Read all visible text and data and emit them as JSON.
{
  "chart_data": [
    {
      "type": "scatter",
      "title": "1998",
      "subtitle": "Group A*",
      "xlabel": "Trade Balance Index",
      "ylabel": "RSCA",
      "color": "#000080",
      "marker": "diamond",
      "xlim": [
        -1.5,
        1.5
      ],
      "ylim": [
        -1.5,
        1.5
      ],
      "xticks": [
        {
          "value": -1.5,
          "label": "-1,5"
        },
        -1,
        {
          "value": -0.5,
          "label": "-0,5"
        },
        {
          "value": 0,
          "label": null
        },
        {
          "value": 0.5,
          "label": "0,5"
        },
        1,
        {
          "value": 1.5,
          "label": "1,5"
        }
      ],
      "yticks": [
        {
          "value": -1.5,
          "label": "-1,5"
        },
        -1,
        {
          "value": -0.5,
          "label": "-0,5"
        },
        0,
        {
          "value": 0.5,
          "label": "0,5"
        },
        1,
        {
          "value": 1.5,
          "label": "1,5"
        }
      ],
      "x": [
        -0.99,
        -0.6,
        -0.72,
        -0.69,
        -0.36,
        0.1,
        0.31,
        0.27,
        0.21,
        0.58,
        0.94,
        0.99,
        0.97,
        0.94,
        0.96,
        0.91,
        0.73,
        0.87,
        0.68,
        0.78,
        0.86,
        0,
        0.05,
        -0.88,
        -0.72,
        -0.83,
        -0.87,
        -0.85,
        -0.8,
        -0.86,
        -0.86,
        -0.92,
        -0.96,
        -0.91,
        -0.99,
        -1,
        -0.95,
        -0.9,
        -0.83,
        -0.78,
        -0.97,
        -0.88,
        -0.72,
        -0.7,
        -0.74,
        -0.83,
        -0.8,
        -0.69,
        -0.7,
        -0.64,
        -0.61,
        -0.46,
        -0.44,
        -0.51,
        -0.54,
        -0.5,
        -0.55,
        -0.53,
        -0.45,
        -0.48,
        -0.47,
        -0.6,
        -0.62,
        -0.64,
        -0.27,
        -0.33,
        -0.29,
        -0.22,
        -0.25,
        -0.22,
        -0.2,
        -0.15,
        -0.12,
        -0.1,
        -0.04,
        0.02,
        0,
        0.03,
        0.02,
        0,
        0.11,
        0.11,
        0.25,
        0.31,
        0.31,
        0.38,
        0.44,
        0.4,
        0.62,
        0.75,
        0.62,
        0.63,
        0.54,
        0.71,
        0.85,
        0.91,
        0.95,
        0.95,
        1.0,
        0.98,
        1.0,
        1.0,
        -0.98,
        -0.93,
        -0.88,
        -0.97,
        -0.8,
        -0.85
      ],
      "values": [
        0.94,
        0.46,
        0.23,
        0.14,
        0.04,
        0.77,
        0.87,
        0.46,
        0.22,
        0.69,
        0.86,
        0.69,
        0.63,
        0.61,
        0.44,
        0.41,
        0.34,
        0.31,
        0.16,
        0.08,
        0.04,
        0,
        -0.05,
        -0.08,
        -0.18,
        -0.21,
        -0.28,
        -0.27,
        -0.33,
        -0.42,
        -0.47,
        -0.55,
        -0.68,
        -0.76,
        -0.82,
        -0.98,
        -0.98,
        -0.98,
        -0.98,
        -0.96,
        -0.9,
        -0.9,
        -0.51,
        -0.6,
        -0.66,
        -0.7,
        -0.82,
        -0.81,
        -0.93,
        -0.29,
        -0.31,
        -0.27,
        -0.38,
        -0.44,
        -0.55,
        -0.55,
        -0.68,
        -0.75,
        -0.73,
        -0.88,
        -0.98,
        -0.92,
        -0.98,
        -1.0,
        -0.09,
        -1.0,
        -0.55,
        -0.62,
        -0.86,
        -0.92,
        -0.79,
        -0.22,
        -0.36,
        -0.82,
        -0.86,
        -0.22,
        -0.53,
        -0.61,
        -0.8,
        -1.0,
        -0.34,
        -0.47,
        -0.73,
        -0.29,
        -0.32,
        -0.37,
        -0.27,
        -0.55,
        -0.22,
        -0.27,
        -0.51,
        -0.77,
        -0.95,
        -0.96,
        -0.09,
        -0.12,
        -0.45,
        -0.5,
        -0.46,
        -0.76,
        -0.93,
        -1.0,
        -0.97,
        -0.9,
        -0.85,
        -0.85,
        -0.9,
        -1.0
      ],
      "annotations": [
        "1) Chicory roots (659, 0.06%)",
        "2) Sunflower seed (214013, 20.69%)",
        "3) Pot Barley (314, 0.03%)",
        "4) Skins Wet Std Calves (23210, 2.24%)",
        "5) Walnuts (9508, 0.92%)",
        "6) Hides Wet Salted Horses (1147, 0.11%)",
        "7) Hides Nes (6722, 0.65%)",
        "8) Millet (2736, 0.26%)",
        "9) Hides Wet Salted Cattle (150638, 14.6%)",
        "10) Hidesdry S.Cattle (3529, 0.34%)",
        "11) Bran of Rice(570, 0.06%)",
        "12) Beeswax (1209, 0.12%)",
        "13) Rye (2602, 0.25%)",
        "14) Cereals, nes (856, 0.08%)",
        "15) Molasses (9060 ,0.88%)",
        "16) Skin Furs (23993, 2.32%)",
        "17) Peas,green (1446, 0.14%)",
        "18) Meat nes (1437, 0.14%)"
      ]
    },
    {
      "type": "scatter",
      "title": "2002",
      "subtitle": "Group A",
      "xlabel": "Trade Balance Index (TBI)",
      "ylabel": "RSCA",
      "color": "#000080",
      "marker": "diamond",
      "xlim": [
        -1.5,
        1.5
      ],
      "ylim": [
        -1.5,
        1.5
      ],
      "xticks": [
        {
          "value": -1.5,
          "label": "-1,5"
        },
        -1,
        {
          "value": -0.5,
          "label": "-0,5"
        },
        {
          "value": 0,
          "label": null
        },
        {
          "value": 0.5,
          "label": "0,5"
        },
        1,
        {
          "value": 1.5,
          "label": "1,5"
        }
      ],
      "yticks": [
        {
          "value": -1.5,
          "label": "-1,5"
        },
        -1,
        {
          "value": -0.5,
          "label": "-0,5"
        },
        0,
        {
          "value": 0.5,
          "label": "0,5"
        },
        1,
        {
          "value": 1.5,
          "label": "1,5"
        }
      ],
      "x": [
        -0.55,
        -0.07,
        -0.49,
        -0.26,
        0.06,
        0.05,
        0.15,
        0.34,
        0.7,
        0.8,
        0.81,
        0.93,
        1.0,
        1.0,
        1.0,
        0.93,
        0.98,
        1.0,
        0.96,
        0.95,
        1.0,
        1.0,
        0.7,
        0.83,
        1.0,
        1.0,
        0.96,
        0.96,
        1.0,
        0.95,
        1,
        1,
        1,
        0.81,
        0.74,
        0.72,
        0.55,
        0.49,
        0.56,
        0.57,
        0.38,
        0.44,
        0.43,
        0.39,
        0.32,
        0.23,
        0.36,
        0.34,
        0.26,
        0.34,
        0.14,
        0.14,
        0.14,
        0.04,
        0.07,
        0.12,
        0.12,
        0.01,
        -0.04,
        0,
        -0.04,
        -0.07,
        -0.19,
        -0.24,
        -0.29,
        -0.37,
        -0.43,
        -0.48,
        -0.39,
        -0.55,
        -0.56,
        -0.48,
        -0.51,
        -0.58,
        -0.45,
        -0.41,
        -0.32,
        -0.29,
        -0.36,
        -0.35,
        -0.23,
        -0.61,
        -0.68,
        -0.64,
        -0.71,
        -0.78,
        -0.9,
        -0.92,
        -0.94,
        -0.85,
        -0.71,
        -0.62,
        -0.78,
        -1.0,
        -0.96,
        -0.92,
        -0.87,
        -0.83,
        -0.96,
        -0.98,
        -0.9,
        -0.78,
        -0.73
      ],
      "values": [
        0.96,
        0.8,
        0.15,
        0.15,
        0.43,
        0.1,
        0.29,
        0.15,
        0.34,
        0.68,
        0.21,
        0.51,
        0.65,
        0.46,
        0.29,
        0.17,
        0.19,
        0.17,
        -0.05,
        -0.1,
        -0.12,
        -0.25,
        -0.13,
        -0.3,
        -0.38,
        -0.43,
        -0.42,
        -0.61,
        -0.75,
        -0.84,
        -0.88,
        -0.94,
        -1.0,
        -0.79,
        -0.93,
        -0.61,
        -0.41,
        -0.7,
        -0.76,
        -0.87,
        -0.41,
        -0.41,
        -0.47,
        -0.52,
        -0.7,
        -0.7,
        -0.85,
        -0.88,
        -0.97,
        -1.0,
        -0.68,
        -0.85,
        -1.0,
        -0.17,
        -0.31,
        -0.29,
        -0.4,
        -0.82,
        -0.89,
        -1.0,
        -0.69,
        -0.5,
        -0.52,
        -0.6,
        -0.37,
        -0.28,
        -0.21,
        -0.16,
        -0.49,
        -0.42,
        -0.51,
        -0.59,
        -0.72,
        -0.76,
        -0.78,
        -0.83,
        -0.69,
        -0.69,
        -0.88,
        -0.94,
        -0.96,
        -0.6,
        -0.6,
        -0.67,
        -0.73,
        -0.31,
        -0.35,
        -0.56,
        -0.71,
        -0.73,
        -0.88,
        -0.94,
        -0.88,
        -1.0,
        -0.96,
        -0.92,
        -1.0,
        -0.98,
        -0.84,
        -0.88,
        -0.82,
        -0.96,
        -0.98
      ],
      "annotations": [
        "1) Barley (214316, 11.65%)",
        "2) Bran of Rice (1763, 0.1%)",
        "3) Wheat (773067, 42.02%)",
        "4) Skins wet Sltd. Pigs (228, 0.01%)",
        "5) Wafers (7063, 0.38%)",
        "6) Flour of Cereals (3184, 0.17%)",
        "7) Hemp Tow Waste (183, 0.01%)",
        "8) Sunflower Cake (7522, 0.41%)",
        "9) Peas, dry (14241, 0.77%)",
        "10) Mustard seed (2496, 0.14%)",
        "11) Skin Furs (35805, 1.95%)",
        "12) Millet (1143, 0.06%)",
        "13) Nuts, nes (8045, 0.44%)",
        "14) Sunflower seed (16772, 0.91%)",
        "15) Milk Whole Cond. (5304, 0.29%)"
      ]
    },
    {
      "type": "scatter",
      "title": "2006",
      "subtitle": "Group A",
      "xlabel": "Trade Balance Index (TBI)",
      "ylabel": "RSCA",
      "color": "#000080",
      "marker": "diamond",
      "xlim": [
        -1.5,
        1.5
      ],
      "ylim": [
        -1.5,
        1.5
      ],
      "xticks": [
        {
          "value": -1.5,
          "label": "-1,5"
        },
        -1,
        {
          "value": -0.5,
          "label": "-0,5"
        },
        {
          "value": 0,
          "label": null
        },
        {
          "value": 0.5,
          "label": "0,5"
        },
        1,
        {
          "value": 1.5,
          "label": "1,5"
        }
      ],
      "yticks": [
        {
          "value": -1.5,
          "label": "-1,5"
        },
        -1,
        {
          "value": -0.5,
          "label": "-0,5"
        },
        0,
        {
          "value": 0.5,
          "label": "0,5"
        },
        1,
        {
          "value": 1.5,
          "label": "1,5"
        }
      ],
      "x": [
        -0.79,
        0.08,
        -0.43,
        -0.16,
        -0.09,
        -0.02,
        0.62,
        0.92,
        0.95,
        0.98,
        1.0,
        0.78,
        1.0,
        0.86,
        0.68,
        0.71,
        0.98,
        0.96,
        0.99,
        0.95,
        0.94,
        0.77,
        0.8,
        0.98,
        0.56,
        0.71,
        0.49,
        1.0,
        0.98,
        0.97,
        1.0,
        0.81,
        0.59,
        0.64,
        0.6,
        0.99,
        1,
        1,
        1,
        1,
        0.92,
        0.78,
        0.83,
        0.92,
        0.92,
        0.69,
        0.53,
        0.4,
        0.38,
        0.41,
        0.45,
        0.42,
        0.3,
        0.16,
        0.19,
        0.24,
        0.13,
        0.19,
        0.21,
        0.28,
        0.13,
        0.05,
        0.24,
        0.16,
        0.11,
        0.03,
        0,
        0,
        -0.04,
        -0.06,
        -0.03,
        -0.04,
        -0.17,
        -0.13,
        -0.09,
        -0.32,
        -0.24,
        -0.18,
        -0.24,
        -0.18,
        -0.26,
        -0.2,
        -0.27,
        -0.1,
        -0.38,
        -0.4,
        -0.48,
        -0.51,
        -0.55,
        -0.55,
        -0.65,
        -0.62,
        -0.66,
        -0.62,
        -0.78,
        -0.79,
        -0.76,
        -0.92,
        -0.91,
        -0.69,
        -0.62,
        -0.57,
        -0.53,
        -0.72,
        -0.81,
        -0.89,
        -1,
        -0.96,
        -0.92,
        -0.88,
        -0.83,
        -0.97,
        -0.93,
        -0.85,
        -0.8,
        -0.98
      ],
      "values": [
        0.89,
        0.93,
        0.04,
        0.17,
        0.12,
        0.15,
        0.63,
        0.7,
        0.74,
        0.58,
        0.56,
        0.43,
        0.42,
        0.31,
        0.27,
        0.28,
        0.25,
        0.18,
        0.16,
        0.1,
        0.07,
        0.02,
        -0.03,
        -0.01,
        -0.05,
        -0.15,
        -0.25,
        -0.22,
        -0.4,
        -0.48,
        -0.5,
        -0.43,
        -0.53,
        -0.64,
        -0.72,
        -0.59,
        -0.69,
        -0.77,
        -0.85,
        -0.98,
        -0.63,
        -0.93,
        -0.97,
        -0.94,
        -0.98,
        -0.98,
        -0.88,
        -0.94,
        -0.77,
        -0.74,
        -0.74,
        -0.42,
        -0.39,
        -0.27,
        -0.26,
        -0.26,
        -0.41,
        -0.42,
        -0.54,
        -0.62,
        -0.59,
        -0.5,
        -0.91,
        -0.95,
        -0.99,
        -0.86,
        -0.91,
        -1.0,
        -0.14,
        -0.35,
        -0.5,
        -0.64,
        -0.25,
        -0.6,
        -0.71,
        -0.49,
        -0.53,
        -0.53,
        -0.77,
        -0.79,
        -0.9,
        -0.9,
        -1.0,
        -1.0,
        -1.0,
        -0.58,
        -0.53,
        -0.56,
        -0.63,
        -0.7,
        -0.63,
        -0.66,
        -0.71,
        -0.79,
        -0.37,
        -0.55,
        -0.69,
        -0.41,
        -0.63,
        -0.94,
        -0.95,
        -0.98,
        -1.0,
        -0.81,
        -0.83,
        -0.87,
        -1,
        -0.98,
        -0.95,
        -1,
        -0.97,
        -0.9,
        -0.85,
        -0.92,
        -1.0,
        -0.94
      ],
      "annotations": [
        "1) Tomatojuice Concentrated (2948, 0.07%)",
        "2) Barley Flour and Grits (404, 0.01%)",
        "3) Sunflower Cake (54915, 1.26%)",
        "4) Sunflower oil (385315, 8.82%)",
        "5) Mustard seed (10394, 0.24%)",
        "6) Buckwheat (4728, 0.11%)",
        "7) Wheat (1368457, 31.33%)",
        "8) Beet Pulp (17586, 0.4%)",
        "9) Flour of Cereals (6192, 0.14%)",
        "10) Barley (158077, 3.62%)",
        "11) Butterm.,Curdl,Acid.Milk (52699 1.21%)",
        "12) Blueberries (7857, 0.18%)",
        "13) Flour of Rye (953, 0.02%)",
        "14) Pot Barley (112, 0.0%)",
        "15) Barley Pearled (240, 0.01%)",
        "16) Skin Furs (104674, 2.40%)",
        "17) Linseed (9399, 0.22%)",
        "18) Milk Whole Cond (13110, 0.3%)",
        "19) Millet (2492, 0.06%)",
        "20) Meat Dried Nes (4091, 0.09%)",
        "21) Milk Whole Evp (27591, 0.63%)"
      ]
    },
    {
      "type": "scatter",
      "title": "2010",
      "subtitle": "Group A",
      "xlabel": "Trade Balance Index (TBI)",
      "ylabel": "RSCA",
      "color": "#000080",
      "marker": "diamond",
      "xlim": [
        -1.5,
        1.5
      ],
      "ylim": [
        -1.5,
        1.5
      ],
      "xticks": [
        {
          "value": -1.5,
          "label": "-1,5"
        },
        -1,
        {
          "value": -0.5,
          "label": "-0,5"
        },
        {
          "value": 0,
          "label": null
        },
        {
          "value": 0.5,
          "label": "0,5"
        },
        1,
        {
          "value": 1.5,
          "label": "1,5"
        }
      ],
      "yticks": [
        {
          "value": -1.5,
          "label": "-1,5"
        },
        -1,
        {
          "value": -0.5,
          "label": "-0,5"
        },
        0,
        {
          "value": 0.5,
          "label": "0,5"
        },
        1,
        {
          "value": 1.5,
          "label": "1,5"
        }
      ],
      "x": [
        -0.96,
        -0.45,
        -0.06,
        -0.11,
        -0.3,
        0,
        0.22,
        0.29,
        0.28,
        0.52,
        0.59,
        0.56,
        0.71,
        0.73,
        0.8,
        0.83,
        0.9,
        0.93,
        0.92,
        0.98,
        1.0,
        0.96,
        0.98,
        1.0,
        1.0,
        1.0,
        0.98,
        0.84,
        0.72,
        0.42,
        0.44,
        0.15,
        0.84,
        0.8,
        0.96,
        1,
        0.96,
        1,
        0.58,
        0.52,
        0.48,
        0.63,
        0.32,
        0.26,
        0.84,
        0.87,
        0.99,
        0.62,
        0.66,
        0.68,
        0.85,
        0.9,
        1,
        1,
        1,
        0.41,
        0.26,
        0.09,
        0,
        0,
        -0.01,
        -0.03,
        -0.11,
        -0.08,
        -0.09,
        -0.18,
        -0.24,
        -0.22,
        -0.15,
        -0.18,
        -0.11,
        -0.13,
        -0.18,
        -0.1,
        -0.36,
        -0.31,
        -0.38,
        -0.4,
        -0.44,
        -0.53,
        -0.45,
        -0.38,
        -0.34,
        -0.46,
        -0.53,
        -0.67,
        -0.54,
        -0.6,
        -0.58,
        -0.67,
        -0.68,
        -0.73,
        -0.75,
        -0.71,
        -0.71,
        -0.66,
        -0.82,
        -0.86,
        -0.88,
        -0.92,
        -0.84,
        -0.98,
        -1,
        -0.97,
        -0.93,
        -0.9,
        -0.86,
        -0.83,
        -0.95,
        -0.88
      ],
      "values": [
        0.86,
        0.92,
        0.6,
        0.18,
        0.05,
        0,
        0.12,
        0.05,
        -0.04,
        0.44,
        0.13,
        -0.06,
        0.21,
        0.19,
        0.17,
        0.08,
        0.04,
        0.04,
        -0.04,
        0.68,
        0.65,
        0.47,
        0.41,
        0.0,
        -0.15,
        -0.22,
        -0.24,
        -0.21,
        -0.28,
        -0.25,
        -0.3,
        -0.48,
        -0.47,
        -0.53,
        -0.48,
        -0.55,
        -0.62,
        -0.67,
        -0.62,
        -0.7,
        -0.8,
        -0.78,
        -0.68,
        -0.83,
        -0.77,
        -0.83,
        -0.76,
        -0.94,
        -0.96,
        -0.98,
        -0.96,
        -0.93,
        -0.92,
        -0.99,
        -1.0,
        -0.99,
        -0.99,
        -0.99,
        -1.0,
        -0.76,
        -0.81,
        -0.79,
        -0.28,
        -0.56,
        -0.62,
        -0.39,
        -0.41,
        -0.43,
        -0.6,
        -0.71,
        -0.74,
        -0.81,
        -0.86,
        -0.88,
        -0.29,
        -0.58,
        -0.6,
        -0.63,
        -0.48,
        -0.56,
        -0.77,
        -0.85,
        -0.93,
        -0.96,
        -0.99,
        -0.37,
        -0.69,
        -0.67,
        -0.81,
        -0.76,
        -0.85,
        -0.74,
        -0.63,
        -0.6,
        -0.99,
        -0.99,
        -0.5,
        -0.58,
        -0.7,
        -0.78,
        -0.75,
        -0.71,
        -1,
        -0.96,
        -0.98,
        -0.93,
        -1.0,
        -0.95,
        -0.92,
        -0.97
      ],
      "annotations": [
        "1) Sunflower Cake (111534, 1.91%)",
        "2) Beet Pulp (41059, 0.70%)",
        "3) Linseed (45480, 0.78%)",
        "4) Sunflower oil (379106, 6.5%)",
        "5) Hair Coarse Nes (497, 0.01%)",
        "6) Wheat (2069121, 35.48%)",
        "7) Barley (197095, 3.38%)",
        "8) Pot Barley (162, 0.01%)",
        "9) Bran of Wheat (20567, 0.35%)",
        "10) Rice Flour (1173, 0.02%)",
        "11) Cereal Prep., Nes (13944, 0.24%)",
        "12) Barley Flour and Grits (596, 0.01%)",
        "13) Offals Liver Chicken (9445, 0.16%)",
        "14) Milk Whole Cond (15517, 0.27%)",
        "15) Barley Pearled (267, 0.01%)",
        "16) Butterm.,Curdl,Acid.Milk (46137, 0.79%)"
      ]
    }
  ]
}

########################################

Count how many lines in the data contain the word "Cake", giving the number without comment.

• SOLUTION TO THIS TASK: 3